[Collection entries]
^^^^^^^^^^^^^^^^

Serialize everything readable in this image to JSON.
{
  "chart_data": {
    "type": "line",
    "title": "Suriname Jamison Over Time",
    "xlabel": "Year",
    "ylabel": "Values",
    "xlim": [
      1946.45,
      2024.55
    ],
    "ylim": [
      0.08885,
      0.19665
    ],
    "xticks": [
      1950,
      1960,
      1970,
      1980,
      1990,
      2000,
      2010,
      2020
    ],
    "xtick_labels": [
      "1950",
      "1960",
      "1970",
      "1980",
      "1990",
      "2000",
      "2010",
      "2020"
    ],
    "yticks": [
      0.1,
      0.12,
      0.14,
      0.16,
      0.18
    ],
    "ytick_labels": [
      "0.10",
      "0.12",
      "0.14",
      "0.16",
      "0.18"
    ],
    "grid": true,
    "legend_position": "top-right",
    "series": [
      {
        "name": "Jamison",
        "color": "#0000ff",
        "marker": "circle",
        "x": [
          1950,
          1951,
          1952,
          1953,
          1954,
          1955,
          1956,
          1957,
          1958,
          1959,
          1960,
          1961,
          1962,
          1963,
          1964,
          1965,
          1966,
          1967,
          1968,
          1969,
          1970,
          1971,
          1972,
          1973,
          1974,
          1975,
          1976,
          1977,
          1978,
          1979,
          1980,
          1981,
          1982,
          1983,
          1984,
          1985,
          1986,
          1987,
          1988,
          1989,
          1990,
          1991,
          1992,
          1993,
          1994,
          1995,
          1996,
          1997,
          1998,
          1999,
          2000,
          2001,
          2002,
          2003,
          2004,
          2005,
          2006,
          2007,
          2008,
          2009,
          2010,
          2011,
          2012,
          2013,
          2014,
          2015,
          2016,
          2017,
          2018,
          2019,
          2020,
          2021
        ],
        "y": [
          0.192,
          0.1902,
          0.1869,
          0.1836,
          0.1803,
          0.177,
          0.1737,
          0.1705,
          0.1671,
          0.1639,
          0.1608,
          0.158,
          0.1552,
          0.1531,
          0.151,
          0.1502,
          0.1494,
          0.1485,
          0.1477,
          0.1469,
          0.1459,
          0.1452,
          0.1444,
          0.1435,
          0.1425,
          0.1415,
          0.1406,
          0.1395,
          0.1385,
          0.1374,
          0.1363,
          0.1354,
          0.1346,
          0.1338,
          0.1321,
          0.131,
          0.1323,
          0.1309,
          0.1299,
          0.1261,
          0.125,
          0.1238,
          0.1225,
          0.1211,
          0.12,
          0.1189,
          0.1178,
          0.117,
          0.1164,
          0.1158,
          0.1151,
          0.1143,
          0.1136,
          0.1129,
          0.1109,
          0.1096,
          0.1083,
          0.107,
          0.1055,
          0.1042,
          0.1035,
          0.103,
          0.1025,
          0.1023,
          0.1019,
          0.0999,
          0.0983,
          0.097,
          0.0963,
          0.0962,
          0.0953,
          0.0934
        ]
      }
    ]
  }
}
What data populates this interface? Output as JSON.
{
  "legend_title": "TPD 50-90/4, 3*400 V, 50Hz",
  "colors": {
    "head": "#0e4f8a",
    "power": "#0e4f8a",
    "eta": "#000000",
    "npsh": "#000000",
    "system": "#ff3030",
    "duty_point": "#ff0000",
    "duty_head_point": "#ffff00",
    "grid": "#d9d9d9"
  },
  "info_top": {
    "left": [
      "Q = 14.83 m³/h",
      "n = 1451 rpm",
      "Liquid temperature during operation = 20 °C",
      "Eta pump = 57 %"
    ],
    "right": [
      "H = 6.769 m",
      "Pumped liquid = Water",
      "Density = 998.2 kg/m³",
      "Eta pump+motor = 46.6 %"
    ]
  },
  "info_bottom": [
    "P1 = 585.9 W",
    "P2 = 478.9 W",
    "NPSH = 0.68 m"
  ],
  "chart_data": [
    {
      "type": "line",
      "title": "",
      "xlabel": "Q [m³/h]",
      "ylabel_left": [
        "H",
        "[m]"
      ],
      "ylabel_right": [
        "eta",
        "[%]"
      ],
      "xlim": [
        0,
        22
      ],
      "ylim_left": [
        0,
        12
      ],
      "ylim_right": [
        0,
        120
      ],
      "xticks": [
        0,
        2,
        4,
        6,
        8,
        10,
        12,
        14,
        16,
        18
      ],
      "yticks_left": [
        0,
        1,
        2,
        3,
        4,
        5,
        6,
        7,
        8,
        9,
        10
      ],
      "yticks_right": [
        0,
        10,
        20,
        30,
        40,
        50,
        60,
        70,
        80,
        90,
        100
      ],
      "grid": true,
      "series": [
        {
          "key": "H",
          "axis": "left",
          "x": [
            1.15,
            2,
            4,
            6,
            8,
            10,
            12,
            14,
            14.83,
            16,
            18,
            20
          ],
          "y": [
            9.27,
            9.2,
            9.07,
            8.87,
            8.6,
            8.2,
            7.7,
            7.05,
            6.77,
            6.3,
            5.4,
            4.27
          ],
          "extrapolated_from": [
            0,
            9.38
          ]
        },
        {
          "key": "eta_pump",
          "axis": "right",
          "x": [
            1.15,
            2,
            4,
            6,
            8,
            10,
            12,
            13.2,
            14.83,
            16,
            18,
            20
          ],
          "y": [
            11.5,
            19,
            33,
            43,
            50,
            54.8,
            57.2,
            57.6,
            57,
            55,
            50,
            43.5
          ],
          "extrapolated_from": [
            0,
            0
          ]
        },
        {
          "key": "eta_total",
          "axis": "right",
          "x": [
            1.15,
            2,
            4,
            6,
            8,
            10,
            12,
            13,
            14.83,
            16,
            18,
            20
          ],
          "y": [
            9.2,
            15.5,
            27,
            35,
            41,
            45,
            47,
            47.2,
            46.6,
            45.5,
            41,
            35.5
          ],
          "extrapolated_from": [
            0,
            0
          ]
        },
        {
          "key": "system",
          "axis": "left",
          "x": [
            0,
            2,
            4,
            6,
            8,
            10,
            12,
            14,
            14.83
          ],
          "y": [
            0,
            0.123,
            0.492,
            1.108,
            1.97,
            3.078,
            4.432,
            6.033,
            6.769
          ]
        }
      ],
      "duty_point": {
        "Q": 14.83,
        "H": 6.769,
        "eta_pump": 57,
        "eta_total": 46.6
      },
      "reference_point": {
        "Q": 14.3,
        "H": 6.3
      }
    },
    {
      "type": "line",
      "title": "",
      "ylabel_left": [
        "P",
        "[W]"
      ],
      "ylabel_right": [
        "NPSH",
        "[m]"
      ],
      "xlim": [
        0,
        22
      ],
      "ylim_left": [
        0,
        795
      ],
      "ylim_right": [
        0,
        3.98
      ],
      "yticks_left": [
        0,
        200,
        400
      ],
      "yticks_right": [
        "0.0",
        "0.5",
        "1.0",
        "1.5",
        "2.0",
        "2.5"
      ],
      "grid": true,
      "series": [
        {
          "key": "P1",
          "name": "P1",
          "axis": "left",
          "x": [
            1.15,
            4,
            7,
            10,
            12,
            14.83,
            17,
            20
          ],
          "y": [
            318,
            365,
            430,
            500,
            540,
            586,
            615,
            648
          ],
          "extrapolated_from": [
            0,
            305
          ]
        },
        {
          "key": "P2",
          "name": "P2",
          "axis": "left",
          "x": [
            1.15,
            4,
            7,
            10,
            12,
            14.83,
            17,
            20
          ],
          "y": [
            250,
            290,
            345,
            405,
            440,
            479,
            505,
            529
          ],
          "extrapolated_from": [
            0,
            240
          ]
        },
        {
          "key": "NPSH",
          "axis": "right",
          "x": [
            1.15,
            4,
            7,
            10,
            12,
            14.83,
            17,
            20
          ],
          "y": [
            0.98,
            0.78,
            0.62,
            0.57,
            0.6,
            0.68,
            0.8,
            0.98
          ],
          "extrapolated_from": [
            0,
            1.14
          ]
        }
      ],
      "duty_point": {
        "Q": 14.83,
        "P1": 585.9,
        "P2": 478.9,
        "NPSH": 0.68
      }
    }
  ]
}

^^^^^^^^^^^^^^^^

What the task requires
From the listing above, pick out each line where the word "JSON" appears.

Worked solution
Serialize everything readable in this image to JSON.
What data populates this interface? Output as JSON.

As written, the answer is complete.